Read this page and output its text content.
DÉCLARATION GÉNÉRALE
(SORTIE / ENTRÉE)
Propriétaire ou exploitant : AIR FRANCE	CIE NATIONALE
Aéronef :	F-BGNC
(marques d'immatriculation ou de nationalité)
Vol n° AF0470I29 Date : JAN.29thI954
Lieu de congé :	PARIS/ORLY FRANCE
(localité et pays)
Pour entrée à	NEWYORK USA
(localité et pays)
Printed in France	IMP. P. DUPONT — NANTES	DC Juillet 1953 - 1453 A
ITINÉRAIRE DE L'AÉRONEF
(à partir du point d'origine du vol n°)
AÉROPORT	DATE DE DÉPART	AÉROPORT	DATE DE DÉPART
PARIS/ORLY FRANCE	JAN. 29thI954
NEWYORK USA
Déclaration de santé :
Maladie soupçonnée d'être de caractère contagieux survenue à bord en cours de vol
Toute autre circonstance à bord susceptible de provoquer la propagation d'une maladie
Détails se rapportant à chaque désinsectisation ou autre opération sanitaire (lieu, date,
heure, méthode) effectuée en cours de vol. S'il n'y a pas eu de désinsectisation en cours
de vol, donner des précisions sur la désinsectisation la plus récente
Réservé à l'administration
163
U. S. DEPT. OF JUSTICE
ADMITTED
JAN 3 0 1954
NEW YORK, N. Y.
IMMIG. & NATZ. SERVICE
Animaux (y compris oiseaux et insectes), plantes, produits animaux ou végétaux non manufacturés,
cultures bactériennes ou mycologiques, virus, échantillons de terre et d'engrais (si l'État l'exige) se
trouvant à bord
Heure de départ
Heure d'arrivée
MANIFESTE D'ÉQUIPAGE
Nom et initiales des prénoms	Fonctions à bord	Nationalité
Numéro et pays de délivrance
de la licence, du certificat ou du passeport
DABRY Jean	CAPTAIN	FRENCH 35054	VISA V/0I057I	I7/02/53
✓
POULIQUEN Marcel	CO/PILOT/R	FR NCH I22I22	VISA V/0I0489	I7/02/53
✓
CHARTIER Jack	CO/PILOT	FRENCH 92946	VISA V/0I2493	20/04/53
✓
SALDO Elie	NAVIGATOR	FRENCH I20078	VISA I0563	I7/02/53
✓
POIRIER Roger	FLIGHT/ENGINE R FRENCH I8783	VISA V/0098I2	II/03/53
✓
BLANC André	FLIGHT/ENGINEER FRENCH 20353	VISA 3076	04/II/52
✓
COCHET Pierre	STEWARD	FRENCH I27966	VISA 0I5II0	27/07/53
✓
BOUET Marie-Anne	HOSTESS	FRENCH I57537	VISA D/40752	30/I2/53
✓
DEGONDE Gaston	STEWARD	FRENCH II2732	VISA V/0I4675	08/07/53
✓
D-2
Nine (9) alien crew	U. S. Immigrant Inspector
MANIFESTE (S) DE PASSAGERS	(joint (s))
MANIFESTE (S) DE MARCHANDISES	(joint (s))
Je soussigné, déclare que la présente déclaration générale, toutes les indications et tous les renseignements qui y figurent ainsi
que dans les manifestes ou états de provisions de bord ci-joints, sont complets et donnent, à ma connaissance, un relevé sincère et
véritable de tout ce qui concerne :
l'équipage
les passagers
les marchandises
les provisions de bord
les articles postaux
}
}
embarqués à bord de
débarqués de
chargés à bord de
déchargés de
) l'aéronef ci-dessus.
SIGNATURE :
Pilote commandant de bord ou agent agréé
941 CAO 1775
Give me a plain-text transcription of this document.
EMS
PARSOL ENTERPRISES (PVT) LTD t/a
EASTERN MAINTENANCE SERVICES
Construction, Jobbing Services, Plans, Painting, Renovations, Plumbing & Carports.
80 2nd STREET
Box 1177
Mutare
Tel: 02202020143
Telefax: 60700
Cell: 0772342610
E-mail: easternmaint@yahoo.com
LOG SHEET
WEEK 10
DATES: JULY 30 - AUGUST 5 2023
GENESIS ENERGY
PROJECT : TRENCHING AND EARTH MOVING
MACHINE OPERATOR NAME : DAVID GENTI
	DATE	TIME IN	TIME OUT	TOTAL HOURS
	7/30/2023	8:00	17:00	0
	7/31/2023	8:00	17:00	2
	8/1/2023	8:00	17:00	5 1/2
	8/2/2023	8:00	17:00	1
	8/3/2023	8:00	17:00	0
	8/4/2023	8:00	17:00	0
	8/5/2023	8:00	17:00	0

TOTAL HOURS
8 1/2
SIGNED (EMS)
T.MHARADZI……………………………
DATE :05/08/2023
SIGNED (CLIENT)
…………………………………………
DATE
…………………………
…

——

> WHAT YOU WILL DO
Reproduce the listing exactly, leaving nothing out.

> SOLUTION TO THE PROBLEM
Read this page and output its text content.
DÉCLARATION GÉNÉRALE
(SORTIE / ENTRÉE)
Propriétaire ou exploitant : AIR FRANCE	CIE NATIONALE
Aéronef :	F-BGNC
(marques d'immatriculation ou de nationalité)
Vol n° AF0470I29 Date : JAN.29thI954
Lieu de congé :	PARIS/ORLY FRANCE
(localité et pays)
Pour entrée à	NEWYORK USA
(localité et pays)
Printed in France	IMP. P. DUPONT — NANTES	DC Juillet 1953 - 1453 A
ITINÉRAIRE DE L'AÉRONEF
(à partir du point d'origine du vol n°)
AÉROPORT	DATE DE DÉPART	AÉROPORT	DATE DE DÉPART
PARIS/ORLY FRANCE	JAN. 29thI954
NEWYORK USA
Déclaration de santé :
Maladie soupçonnée d'être de caractère contagieux survenue à bord en cours de vol
Toute autre circonstance à bord susceptible de provoquer la propagation d'une maladie
Détails se rapportant à chaque désinsectisation ou autre opération sanitaire (lieu, date,
heure, méthode) effectuée en cours de vol. S'il n'y a pas eu de désinsectisation en cours
de vol, donner des précisions sur la désinsectisation la plus récente
Réservé à l'administration
163
U. S. DEPT. OF JUSTICE
ADMITTED
JAN 3 0 1954
NEW YORK, N. Y.
IMMIG. & NATZ. SERVICE
Animaux (y compris oiseaux et insectes), plantes, produits animaux ou végétaux non manufacturés,
cultures bactériennes ou mycologiques, virus, échantillons de terre et d'engrais (si l'État l'exige) se
trouvant à bord
Heure de départ
Heure d'arrivée
MANIFESTE D'ÉQUIPAGE
Nom et initiales des prénoms	Fonctions à bord	Nationalité
Numéro et pays de délivrance
de la licence, du certificat ou du passeport
DABRY Jean	CAPTAIN	FRENCH 35054	VISA V/0I057I	I7/02/53
✓
POULIQUEN Marcel	CO/PILOT/R	FR NCH I22I22	VISA V/0I0489	I7/02/53
✓
CHARTIER Jack	CO/PILOT	FRENCH 92946	VISA V/0I2493	20/04/53
✓
SALDO Elie	NAVIGATOR	FRENCH I20078	VISA I0563	I7/02/53
✓
POIRIER Roger	FLIGHT/ENGINE R FRENCH I8783	VISA V/0098I2	II/03/53
✓
BLANC André	FLIGHT/ENGINEER FRENCH 20353	VISA 3076	04/II/52
✓
COCHET Pierre	STEWARD	FRENCH I27966	VISA 0I5II0	27/07/53
✓
BOUET Marie-Anne	HOSTESS	FRENCH I57537	VISA D/40752	30/I2/53
✓
DEGONDE Gaston	STEWARD	FRENCH II2732	VISA V/0I4675	08/07/53
✓
D-2
Nine (9) alien crew	U. S. Immigrant Inspector
MANIFESTE (S) DE PASSAGERS	(joint (s))
MANIFESTE (S) DE MARCHANDISES	(joint (s))
Je soussigné, déclare que la présente déclaration générale, toutes les indications et tous les renseignements qui y figurent ainsi
que dans les manifestes ou états de provisions de bord ci-joints, sont complets et donnent, à ma connaissance, un relevé sincère et
véritable de tout ce qui concerne :
l'équipage
les passagers
les marchandises
les provisions de bord
les articles postaux
}
}
embarqués à bord de
débarqués de
chargés à bord de
déchargés de
) l'aéronef ci-dessus.
SIGNATURE :
Pilote commandant de bord ou agent agréé
941 CAO 1775
Give me a plain-text transcription of this document.
EMS
PARSOL ENTERPRISES (PVT) LTD t/a
EASTERN MAINTENANCE SERVICES
Construction, Jobbing Services, Plans, Painting, Renovations, Plumbing & Carports.
80 2nd STREET
Box 1177
Mutare
Tel: 02202020143
Telefax: 60700
Cell: 0772342610
E-mail: easternmaint@yahoo.com
LOG SHEET
WEEK 10
DATES: JULY 30 - AUGUST 5 2023
GENESIS ENERGY
PROJECT : TRENCHING AND EARTH MOVING
MACHINE OPERATOR NAME : DAVID GENTI
	DATE	TIME IN	TIME OUT	TOTAL HOURS
	7/30/2023	8:00	17:00	0
	7/31/2023	8:00	17:00	2
	8/1/2023	8:00	17:00	5 1/2
	8/2/2023	8:00	17:00	1
	8/3/2023	8:00	17:00	0
	8/4/2023	8:00	17:00	0
	8/5/2023	8:00	17:00	0

TOTAL HOURS
8 1/2
SIGNED (EMS)
T.MHARADZI……………………………
DATE :05/08/2023
SIGNED (CLIENT)
…………………………………………
DATE
…………………………
…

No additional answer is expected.